> Your objective:
Gather each line in the entries that includes the string "name".

+-------+

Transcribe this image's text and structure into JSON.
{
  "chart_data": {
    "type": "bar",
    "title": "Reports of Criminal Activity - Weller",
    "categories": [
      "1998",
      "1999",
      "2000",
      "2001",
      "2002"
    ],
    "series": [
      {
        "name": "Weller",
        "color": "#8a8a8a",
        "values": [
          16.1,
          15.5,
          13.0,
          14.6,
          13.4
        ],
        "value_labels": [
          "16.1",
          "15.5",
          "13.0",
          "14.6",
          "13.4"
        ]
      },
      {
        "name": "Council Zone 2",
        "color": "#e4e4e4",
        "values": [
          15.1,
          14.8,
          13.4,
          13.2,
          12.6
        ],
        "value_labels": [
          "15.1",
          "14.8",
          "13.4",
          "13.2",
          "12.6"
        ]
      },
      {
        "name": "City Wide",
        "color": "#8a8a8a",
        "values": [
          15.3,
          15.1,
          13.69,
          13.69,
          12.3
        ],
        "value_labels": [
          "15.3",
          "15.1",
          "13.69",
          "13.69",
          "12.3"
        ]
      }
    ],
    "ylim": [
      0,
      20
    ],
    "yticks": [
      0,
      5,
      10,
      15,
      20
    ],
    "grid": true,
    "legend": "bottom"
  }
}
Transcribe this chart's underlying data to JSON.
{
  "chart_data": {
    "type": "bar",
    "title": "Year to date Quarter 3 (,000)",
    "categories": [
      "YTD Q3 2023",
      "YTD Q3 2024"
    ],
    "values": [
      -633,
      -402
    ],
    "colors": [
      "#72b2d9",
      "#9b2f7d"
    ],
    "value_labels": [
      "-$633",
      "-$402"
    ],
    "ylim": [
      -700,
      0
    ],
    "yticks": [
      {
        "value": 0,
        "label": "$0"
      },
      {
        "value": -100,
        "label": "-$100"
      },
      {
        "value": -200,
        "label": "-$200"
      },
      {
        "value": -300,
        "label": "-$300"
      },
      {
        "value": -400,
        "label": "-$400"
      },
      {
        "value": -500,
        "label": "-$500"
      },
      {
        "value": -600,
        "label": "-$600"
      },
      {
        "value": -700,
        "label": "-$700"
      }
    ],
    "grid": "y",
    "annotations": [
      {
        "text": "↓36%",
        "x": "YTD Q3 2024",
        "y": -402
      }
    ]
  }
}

+-------+

> Task output:
        "name": "Weller",
        "name": "Council Zone 2",
        "name": "City Wide",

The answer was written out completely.